> **STATED PROBLEM**:
Pull out all lines from the listing below in which the word "اینجانب" appears.

> **RECORDS FOR THE TASK**:
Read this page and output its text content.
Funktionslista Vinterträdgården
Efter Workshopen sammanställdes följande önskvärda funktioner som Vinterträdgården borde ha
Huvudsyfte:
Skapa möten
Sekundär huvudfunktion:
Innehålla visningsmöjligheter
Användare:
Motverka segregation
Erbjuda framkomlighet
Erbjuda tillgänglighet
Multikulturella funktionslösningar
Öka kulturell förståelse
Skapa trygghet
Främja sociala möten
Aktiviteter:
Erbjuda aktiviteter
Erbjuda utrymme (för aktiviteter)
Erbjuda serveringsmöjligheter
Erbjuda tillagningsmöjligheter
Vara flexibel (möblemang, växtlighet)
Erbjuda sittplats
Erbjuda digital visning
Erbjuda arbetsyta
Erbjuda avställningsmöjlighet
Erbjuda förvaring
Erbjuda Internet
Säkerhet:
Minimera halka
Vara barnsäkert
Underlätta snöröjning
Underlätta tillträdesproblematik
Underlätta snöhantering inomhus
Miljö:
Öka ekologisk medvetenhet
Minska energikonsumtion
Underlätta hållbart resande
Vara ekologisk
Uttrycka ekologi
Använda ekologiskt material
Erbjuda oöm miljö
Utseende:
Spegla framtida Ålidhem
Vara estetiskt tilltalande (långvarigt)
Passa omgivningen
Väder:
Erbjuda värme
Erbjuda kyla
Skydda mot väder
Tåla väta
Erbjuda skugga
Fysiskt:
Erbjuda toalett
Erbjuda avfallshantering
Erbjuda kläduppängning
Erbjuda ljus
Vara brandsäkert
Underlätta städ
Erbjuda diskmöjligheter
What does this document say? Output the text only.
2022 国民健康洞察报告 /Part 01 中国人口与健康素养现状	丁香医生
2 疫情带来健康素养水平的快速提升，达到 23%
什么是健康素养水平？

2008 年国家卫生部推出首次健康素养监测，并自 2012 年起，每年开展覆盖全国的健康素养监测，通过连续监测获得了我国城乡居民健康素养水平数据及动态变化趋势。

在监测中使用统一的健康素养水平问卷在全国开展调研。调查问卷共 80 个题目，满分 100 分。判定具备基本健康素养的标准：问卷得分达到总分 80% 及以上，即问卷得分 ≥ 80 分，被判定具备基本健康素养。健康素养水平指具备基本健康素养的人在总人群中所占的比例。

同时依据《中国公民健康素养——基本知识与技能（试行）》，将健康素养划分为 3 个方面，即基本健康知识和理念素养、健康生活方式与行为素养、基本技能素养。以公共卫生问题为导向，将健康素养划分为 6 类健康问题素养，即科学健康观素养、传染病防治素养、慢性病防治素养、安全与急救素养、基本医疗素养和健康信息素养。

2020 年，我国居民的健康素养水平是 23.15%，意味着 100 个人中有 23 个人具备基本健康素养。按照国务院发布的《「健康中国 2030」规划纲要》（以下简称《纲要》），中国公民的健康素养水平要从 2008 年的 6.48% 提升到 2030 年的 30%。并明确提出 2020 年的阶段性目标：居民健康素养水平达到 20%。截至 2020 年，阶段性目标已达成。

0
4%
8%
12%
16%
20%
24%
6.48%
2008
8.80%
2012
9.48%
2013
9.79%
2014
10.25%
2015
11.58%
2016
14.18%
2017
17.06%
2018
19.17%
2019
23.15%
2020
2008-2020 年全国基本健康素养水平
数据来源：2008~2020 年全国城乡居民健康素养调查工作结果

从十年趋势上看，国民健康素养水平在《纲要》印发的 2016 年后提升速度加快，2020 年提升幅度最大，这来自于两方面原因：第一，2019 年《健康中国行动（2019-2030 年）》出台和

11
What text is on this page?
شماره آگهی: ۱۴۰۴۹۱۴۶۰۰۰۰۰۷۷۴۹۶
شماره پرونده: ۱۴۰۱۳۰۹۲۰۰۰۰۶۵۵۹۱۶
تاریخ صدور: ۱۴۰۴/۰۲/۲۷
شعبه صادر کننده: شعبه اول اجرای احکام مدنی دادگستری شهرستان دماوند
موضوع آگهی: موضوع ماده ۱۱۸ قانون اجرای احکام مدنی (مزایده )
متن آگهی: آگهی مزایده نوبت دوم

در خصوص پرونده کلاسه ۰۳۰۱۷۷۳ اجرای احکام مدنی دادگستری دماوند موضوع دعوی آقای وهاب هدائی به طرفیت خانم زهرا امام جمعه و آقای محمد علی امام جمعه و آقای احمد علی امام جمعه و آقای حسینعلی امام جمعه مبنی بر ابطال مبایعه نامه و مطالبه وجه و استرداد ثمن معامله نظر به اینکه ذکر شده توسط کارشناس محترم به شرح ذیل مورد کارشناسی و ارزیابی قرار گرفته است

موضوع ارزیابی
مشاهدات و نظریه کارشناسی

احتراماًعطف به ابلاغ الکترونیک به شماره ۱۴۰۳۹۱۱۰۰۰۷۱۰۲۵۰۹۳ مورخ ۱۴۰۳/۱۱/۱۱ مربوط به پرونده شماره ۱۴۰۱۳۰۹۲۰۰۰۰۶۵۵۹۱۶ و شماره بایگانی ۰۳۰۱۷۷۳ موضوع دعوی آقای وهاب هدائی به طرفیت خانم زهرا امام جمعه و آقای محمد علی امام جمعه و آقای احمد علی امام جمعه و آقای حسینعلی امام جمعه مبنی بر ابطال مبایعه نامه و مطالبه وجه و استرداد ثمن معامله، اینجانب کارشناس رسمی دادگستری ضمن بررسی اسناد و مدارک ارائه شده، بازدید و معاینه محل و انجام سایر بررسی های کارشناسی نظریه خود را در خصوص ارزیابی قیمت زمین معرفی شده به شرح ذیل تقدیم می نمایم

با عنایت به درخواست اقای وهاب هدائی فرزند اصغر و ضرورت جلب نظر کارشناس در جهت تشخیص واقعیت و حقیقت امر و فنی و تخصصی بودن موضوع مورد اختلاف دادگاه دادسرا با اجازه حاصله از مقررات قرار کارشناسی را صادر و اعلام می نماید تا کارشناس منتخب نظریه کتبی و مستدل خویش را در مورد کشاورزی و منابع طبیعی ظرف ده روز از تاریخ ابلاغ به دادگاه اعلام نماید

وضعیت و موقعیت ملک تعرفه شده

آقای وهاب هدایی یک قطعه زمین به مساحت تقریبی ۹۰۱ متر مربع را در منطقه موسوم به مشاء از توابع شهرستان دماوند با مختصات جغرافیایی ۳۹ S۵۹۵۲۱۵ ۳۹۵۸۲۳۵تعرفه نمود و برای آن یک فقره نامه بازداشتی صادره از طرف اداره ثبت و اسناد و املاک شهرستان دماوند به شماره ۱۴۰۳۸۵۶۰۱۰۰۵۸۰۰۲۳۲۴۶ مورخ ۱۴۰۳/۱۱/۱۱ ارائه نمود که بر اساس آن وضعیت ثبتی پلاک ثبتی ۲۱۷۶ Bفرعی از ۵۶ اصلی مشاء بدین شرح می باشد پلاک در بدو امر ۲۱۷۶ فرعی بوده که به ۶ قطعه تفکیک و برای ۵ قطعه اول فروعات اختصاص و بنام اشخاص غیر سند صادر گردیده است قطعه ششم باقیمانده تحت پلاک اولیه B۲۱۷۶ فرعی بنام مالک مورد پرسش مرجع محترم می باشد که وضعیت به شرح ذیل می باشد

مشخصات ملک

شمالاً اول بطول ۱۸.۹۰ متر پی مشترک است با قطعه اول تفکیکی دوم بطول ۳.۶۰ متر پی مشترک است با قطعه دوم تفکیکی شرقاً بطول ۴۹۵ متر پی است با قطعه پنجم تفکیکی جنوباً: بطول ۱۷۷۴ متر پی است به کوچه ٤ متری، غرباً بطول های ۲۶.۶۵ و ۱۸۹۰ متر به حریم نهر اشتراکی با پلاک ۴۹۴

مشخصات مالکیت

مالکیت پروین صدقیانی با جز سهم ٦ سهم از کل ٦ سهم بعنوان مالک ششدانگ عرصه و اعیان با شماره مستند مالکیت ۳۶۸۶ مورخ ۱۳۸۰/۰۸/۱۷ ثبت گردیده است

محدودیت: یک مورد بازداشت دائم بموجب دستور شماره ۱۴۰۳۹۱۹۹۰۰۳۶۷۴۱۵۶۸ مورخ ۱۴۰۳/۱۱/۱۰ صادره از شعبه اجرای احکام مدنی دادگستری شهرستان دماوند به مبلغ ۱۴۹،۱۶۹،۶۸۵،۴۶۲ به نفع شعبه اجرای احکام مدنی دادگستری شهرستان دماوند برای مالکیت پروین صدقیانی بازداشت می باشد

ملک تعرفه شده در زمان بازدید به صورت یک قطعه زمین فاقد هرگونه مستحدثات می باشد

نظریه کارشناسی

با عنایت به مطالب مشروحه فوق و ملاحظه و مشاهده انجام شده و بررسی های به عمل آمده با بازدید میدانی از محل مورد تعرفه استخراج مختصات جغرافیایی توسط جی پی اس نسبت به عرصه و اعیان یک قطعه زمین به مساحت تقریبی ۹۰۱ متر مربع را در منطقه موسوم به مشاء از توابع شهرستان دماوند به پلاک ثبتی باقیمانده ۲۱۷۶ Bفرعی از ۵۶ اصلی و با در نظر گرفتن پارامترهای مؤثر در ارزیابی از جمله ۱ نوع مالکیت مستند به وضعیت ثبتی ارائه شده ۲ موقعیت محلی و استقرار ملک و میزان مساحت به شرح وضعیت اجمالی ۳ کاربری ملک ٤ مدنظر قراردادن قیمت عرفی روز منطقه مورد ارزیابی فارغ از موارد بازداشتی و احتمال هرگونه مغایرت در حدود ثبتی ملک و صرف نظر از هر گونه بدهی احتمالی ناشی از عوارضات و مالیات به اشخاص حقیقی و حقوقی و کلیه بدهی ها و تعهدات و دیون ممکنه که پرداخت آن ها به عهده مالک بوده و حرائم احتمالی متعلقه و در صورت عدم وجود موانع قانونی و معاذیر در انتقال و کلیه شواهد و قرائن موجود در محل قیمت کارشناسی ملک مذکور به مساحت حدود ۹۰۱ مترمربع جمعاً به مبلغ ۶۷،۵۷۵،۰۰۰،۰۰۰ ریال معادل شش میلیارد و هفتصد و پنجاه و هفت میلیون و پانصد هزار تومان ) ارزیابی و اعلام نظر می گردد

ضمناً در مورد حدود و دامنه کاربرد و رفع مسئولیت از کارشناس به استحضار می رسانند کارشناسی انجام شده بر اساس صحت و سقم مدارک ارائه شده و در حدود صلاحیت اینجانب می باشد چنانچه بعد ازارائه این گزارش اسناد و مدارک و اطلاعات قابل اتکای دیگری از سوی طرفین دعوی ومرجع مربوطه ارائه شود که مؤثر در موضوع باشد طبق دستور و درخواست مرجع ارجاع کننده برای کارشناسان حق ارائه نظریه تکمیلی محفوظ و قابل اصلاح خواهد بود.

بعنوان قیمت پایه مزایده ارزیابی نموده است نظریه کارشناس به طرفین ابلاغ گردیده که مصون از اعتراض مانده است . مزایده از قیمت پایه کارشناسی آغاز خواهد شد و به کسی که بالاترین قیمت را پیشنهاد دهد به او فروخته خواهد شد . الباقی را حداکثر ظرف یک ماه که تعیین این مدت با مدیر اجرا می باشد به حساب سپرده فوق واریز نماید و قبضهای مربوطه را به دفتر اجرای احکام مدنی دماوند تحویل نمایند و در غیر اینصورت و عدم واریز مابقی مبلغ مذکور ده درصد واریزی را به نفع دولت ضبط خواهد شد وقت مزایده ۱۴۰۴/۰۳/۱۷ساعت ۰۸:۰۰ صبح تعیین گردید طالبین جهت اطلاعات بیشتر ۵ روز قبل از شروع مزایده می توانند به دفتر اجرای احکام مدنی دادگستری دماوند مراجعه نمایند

> **CORRECT RESPONSE**:
احتراماًعطف به ابلاغ الکترونیک به شماره ۱۴۰۳۹۱۱۰۰۰۷۱۰۲۵۰۹۳ مورخ ۱۴۰۳/۱۱/۱۱ مربوط به پرونده شماره ۱۴۰۱۳۰۹۲۰۰۰۰۶۵۵۹۱۶ و شماره بایگانی ۰۳۰۱۷۷۳ موضوع دعوی آقای وهاب هدائی به طرفیت خانم زهرا امام جمعه و آقای محمد علی امام جمعه و آقای احمد علی امام جمعه و آقای حسینعلی امام جمعه مبنی بر ابطال مبایعه نامه و مطالبه وجه و استرداد ثمن معامله، اینجانب کارشناس رسمی دادگستری ضمن بررسی اسناد و مدارک ارائه شده، بازدید و معاینه محل و انجام سایر بررسی های کارشناسی نظریه خود را در خصوص ارزیابی قیمت زمین معرفی شده به شرح ذیل تقدیم می نمایم
ضمناً در مورد حدود و دامنه کاربرد و رفع مسئولیت از کارشناس به استحضار می رسانند کارشناسی انجام شده بر اساس صحت و سقم مدارک ارائه شده و در حدود صلاحیت اینجانب می باشد چنانچه بعد ازارائه این گزارش اسناد و مدارک و اطلاعات قابل اتکای دیگری از سوی طرفین دعوی ومرجع مربوطه ارائه شود که مؤثر در موضوع باشد طبق دستور و درخواست مرجع ارجاع کننده برای کارشناسان حق ارائه نظریه تکمیلی محفوظ و قابل اصلاح خواهد بود.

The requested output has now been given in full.